The Ghostbusters remake features a tired repeat gag of Abby constantly complaining about the lunch delivery man not including enough wontons in her soup. And there’s really no better metaphor to pinpoint what’s so wrong about this movie. Because while I loved 75% of the ladies here (and grew to tolerate McKinnon’s annoyingly spastic presence as the film went on), there weren’t enough dependable wontons floating in this movie. Not the dialogue, which isn’t as sharp and snappy as it needs to be. Not the generic CGI look of the ghosts (including Slimer), which can’t top the organic librarian and taxi driver in the original film. Not the story of a bellhop who hopes to unleash a torrent of trapped spirits into New York (although this is better than Ghostbusters II‘s river of slime). And based on the exasperated sighs and silence I heard around me, I wasn’t the only one. It says something, I think, that the Ghostbusters end up fighting a giant version of their own logo at one point.

I really believe that there’s a very smart story buried somewhere within this somewhat pleasing, if not altogether funny, offering. For example, Dippold and Feig have replaced the original film’s EPA as meddlesome government entity with the Department of Homeland Security, which wants the nation to believe that the Ghostbusters are cranks. This is an interesting and timely premise to pursue in a reboot made in a surveillance and smartphone age. (Indeed, there’s even an appropriate selfie stick gag halfway through the film.) It’s moments like this where the Ghostbusters remake wins back your trust after a clunky moment. But there comes a point when the movie decides to throw its hands in the air, becoming yet another loud, boring, and predictable romp featuring the destruction of Manhattan. Again?

Boxed element entries —
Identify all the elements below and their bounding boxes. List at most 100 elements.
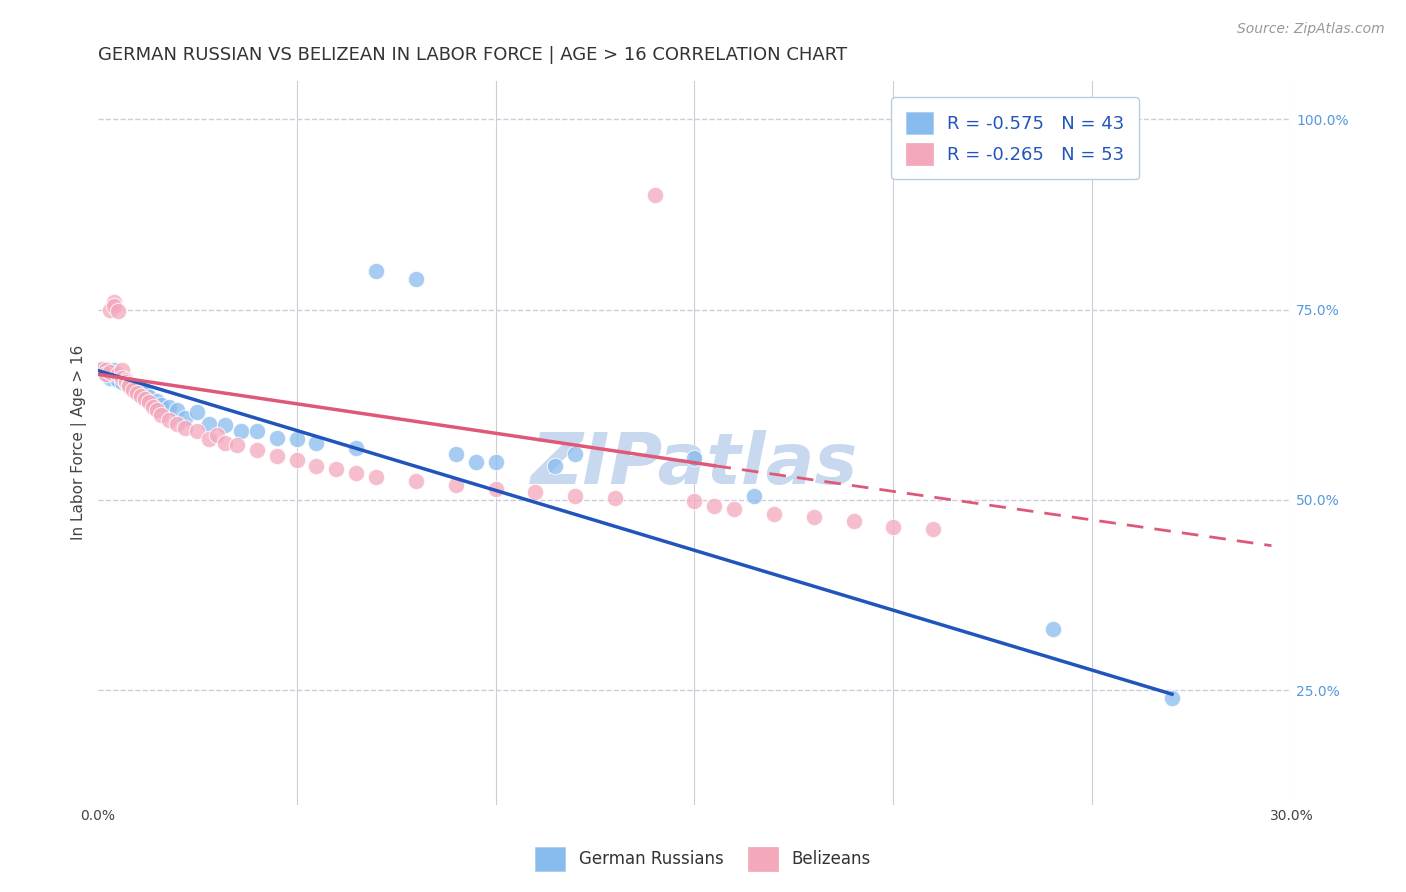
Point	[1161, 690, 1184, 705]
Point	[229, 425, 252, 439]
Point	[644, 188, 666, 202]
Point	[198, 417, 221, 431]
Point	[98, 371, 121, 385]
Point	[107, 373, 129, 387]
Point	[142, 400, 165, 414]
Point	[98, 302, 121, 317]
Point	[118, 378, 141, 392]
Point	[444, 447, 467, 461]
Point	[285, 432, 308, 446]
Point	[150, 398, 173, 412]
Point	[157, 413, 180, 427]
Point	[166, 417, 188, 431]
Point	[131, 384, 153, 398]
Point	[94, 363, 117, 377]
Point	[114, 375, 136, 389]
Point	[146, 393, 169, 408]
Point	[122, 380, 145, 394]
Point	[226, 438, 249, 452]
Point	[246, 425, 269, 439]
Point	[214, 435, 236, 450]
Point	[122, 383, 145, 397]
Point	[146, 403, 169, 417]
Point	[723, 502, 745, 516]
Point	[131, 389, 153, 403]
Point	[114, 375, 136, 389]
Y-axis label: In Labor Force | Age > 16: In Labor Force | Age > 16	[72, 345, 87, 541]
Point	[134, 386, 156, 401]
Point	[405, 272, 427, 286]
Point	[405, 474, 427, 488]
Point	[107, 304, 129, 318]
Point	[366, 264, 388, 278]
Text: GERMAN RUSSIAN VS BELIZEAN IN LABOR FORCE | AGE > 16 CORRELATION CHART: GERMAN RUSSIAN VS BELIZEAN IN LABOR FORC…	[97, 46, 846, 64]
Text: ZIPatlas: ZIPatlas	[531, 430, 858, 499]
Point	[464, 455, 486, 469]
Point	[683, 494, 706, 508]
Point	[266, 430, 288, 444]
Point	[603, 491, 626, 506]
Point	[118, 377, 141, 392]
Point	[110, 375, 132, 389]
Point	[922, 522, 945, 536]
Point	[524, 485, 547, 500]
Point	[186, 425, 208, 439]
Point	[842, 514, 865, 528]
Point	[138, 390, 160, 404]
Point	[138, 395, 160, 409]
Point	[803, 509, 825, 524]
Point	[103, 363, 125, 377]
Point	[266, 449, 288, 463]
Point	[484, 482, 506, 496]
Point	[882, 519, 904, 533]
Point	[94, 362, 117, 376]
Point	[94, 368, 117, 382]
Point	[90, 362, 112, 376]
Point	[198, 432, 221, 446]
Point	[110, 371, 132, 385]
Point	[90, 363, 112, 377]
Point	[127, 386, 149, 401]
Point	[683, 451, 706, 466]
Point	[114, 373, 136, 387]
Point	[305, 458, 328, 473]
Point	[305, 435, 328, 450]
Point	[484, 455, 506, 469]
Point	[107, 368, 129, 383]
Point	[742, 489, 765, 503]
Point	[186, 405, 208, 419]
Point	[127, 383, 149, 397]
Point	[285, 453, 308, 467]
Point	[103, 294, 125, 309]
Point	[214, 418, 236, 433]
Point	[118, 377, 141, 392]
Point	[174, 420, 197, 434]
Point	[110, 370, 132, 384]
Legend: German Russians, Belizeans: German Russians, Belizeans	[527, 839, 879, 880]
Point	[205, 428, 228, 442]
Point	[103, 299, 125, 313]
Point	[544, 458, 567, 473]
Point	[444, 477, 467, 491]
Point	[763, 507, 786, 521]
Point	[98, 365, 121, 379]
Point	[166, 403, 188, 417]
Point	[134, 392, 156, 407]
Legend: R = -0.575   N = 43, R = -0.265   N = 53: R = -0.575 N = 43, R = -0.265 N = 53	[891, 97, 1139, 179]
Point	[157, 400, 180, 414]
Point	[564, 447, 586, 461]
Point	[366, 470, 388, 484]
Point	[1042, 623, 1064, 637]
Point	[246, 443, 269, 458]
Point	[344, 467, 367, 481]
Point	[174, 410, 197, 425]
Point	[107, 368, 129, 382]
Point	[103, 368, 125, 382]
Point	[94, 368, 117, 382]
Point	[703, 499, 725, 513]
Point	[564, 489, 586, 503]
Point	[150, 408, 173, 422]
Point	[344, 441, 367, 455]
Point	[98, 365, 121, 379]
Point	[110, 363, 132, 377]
--
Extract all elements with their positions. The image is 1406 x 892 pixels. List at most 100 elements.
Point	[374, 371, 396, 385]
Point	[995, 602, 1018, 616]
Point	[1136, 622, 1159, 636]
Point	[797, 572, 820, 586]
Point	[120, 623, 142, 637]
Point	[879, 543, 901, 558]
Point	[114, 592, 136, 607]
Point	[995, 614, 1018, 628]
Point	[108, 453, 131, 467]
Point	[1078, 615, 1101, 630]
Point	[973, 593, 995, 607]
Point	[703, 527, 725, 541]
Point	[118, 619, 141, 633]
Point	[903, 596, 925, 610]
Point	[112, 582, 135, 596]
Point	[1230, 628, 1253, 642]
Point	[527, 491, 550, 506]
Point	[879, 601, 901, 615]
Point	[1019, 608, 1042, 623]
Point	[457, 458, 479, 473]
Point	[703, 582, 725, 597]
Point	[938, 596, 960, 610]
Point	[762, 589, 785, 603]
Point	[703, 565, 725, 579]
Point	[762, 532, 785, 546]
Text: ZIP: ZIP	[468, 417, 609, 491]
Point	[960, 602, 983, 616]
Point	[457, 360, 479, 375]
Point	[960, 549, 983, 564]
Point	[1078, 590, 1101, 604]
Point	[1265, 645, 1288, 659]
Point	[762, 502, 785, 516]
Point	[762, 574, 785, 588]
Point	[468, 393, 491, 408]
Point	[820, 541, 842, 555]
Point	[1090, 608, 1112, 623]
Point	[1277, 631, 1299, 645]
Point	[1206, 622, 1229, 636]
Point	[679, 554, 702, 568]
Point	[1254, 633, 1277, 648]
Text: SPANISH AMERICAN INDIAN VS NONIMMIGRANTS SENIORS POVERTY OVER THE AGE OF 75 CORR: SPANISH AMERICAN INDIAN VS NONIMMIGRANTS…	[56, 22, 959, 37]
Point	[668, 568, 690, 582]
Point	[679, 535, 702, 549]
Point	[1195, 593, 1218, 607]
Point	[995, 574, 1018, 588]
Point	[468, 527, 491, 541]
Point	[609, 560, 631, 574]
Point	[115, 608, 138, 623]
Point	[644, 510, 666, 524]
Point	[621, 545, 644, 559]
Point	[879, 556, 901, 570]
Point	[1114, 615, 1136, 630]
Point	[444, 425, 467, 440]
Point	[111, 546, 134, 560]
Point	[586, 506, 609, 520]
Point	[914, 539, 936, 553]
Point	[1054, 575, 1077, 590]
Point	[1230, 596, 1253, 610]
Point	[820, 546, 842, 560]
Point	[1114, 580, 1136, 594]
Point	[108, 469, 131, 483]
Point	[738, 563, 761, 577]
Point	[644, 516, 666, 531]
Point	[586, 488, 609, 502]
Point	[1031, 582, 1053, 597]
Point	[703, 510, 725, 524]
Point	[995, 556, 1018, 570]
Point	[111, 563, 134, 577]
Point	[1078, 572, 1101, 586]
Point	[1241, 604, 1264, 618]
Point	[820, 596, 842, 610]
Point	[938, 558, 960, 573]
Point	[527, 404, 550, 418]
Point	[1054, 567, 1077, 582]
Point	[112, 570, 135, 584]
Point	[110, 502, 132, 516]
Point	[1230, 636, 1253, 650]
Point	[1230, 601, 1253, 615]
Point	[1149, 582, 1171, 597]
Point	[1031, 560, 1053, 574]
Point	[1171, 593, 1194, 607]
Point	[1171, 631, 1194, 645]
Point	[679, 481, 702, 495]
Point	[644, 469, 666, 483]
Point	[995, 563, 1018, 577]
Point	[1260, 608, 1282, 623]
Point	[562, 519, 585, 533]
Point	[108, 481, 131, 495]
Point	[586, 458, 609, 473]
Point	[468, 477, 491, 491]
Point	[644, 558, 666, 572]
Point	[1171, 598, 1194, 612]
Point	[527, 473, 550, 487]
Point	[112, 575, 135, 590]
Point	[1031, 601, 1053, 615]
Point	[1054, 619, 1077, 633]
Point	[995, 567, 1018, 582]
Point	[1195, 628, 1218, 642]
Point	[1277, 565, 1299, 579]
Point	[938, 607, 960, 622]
...
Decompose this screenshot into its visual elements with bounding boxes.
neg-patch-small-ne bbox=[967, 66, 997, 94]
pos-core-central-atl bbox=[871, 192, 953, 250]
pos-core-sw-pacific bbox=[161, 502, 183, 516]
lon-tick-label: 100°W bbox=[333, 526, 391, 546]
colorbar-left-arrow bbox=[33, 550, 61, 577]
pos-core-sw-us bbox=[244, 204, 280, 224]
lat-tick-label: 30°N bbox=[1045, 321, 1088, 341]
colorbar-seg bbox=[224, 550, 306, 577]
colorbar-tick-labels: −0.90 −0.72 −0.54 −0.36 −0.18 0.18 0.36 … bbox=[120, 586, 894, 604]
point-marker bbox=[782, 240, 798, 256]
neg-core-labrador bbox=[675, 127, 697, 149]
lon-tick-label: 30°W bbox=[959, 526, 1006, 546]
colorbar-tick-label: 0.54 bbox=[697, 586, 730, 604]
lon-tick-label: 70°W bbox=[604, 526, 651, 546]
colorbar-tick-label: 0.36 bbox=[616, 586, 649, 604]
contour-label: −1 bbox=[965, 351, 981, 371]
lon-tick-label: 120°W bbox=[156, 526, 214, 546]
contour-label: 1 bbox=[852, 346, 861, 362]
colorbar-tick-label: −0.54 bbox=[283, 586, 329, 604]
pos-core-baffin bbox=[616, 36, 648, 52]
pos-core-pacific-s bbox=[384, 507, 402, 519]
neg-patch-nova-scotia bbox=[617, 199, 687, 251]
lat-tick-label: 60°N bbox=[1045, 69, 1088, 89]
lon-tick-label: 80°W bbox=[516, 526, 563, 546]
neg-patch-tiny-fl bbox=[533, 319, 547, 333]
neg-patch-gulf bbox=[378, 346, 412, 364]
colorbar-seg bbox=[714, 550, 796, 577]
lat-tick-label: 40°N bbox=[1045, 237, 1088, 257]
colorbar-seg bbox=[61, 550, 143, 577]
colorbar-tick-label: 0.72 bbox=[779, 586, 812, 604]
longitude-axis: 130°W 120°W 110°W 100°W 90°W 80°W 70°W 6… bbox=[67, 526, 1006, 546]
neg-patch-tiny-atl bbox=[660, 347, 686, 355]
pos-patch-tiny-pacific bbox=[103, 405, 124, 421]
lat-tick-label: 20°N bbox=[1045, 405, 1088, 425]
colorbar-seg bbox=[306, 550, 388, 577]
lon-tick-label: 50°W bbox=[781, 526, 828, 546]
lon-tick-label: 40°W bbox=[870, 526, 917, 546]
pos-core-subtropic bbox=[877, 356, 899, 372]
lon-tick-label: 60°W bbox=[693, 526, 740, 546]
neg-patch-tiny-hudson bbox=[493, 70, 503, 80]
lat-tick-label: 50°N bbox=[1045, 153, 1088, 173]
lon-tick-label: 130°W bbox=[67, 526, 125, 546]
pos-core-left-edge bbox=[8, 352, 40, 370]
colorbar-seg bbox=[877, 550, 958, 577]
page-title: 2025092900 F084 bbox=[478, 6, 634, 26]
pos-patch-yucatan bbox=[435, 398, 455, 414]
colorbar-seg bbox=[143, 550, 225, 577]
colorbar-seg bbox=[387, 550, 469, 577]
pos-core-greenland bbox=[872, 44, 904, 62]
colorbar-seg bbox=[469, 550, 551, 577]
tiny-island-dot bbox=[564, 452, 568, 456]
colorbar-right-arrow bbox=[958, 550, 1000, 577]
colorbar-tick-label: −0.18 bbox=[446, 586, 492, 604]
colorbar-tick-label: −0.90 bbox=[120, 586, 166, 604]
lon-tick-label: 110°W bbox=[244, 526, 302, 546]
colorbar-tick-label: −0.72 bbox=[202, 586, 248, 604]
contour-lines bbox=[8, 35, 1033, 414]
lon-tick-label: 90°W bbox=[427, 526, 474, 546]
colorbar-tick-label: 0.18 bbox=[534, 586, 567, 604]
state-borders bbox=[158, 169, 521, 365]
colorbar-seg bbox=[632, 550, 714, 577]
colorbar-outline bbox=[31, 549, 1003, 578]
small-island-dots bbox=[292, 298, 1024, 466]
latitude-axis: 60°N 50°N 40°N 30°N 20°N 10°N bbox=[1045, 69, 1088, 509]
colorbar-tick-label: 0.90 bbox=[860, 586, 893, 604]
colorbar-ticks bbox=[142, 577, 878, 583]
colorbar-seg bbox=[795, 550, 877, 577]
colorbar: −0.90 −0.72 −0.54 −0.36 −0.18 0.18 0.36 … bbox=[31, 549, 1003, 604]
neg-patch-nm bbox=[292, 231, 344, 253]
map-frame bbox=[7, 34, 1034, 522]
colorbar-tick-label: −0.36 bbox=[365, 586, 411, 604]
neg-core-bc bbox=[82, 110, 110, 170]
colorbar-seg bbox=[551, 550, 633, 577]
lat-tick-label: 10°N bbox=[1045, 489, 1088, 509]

REQUIRED TASK 1 — Return each line of the listing that contains the word "elements".
REQUIRED TASK 2 — Extend the review of the Ghostbusters remake, picking up right after its last sentence.

TASK RESULT 1 —
Identify all the elements below and their bounding boxes. List at most 100 elements.
Extract all elements with their positions. The image is 1406 x 892 pixels. List at most 100 elements.
Decompose this screenshot into its visual elements with bounding boxes.

TASK RESULT 2 —
And there are cameos. Annoying, purposeless, time-sucking cameos from the surviving members of the original Ghostbusters cast. This not only adds needless bulk to the story, but it isn’t especially fair to the new cast trying to establish themselves, especially in a movie that is already on somewhat shaky ground. Bill Murray as a famous debunker is the only cameo that is fun (and it also buttresses the film’s half-hearted exploration into belief). But instead of confining Murray to a walk-on role, the filmmakers have Murray show up at Ghostbusters HQ (a Chinese restaurant instead of a firehouse), where one can’t help but be reminded of the original’s considerable strengths.

Feig and his collaborators have forgotten what made the first film become a classic. It was the funny human touches of Rick Moranis parroting William Atherton’s pointing as Louis was possessed by Vinz Clortho or Bill Murray wincing as he opened up the lid of Dana’s leftovers or Janine peering around a partition in the back (a shot repeated in the remake, but with tighter focus and less art and subtlety) as Venkman and Walter Peck squared off at the firehouse. There simply isn’t enough of this in the remake. Today’s filmmakers — even somewhat decent ones like Feig — seem to have turned their backs on why we identify with characters and why we go to the movies. And who the hell needs to pay a babysitter and bust out the credit card for a far too large tub of popcorn when there are far more interesting characters on television?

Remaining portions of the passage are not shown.